** START DATA **
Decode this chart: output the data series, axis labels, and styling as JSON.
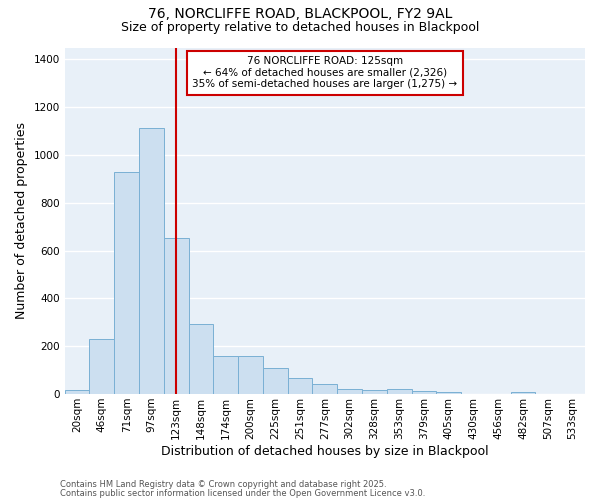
{
  "title1": "76, NORCLIFFE ROAD, BLACKPOOL, FY2 9AL",
  "title2": "Size of property relative to detached houses in Blackpool",
  "xlabel": "Distribution of detached houses by size in Blackpool",
  "ylabel": "Number of detached properties",
  "bar_labels": [
    "20sqm",
    "46sqm",
    "71sqm",
    "97sqm",
    "123sqm",
    "148sqm",
    "174sqm",
    "200sqm",
    "225sqm",
    "251sqm",
    "277sqm",
    "302sqm",
    "328sqm",
    "353sqm",
    "379sqm",
    "405sqm",
    "430sqm",
    "456sqm",
    "482sqm",
    "507sqm",
    "533sqm"
  ],
  "bar_values": [
    15,
    232,
    930,
    1115,
    655,
    295,
    160,
    160,
    108,
    68,
    40,
    22,
    18,
    22,
    12,
    8,
    0,
    0,
    7,
    0,
    0
  ],
  "bar_color": "#ccdff0",
  "bar_edge_color": "#7ab0d4",
  "annotation_title": "76 NORCLIFFE ROAD: 125sqm",
  "annotation_line2": "← 64% of detached houses are smaller (2,326)",
  "annotation_line3": "35% of semi-detached houses are larger (1,275) →",
  "annotation_box_facecolor": "#ffffff",
  "annotation_box_edgecolor": "#cc0000",
  "line_color": "#cc0000",
  "line_idx": 4,
  "ylim": [
    0,
    1450
  ],
  "yticks": [
    0,
    200,
    400,
    600,
    800,
    1000,
    1200,
    1400
  ],
  "footnote1": "Contains HM Land Registry data © Crown copyright and database right 2025.",
  "footnote2": "Contains public sector information licensed under the Open Government Licence v3.0.",
  "fig_bg_color": "#ffffff",
  "plot_bg_color": "#e8f0f8",
  "grid_color": "#ffffff",
  "title_fontsize": 10,
  "subtitle_fontsize": 9,
  "axis_label_fontsize": 9,
  "tick_fontsize": 7.5,
  "footnote_fontsize": 6,
  "footnote_color": "#555555"
}
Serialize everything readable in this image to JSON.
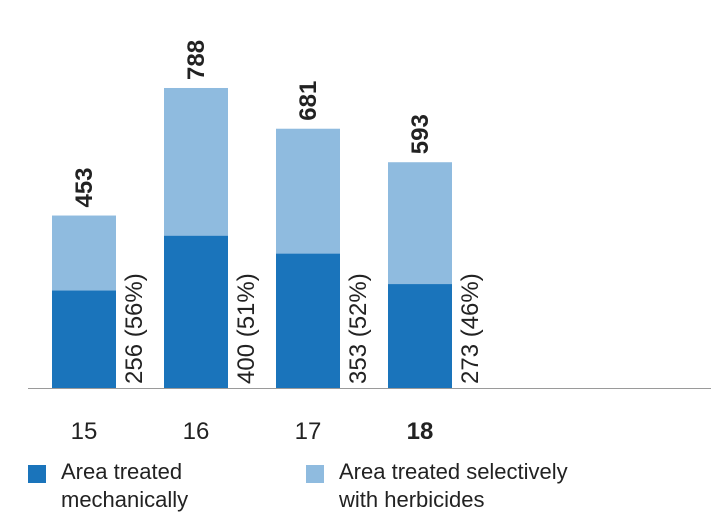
{
  "chart_data": {
    "type": "bar",
    "stacked": true,
    "categories": [
      "15",
      "16",
      "17",
      "18"
    ],
    "highlight_category": "18",
    "series": [
      {
        "name": "Area treated mechanically",
        "values": [
          256,
          400,
          353,
          273
        ],
        "labels": [
          "256 (56%)",
          "400 (51%)",
          "353 (52%)",
          "273 (46%)"
        ],
        "color": "#1a74bb"
      },
      {
        "name": "Area treated selectively with herbicides",
        "values": [
          197,
          388,
          328,
          320
        ],
        "color": "#8fbbdf"
      }
    ],
    "totals": [
      453,
      788,
      681,
      593
    ],
    "ylim": [
      0,
      830
    ],
    "grid": false,
    "legend_position": "bottom"
  },
  "legend": {
    "mechanical": "Area treated mechanically",
    "herbicides": "Area treated selectively with herbicides"
  },
  "colors": {
    "mechanical": "#1a74bb",
    "herbicides": "#8fbbdf",
    "axis": "#9a9a9a",
    "text": "#222222"
  }
}
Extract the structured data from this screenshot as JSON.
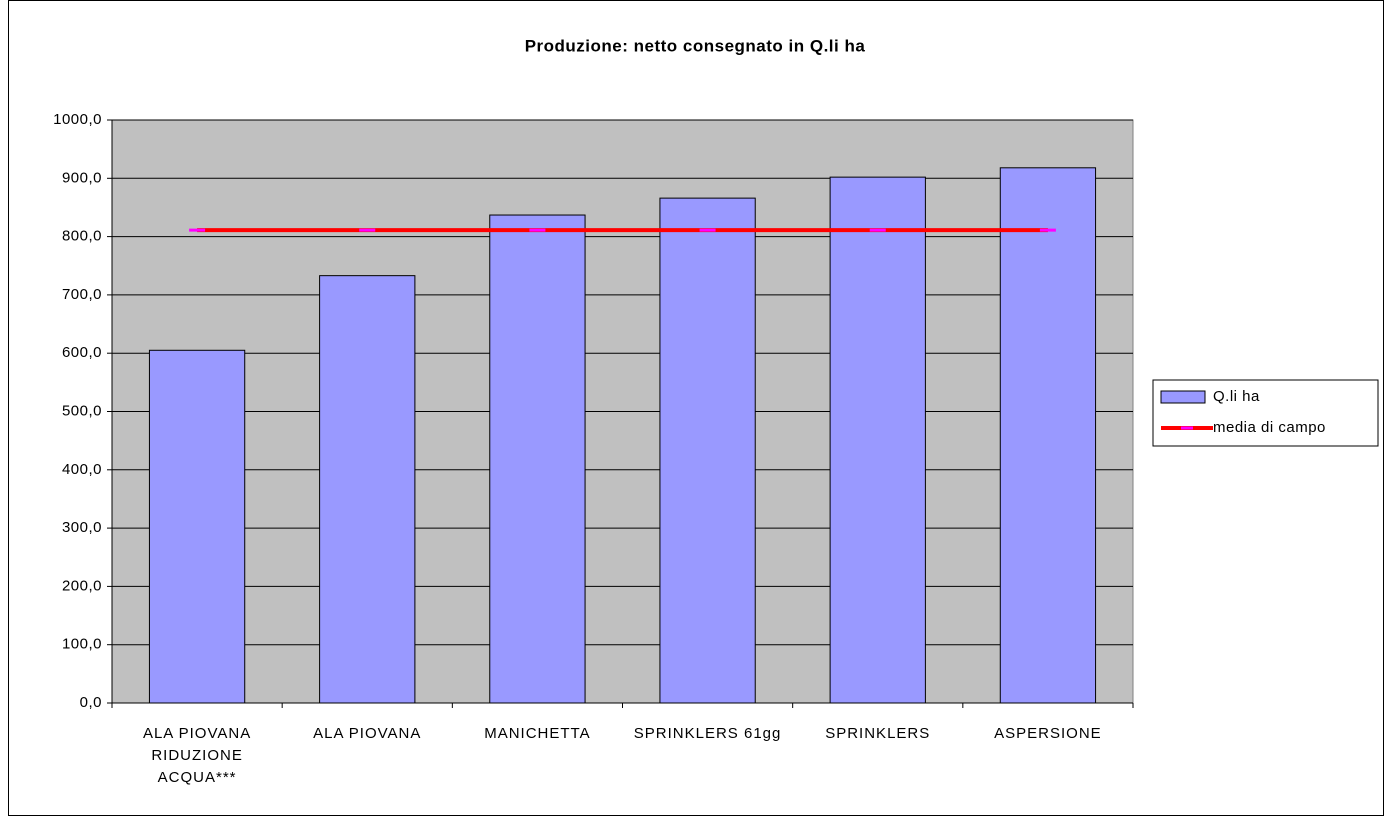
{
  "chart_data": {
    "type": "bar_line",
    "title": "Produzione: netto consegnato in Q.li ha",
    "categories": [
      "ALA PIOVANA RIDUZIONE ACQUA***",
      "ALA PIOVANA",
      "MANICHETTA",
      "SPRINKLERS 61gg",
      "SPRINKLERS",
      "ASPERSIONE"
    ],
    "series": [
      {
        "name": "Q.li ha",
        "type": "bar",
        "color": "#9999ff",
        "values": [
          605,
          733,
          837,
          866,
          902,
          918
        ]
      },
      {
        "name": "media di campo",
        "type": "line",
        "color": "#ff0000",
        "marker_color": "#ff00ff",
        "values": [
          811,
          811,
          811,
          811,
          811,
          811
        ]
      }
    ],
    "ylim": [
      0,
      1000
    ],
    "yticks": [
      {
        "value": 0,
        "label": "0,0"
      },
      {
        "value": 100,
        "label": "100,0"
      },
      {
        "value": 200,
        "label": "200,0"
      },
      {
        "value": 300,
        "label": "300,0"
      },
      {
        "value": 400,
        "label": "400,0"
      },
      {
        "value": 500,
        "label": "500,0"
      },
      {
        "value": 600,
        "label": "600,0"
      },
      {
        "value": 700,
        "label": "700,0"
      },
      {
        "value": 800,
        "label": "800,0"
      },
      {
        "value": 900,
        "label": "900,0"
      },
      {
        "value": 1000,
        "label": "1000,0"
      }
    ],
    "grid": true,
    "legend": "right",
    "plot_background": "#c0c0c0"
  }
}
** END DATA **
** TASK STATEMENT **
Only the number is wanted: how many lines contain the string "Area"?

** PROBLEM SOLUTION **
4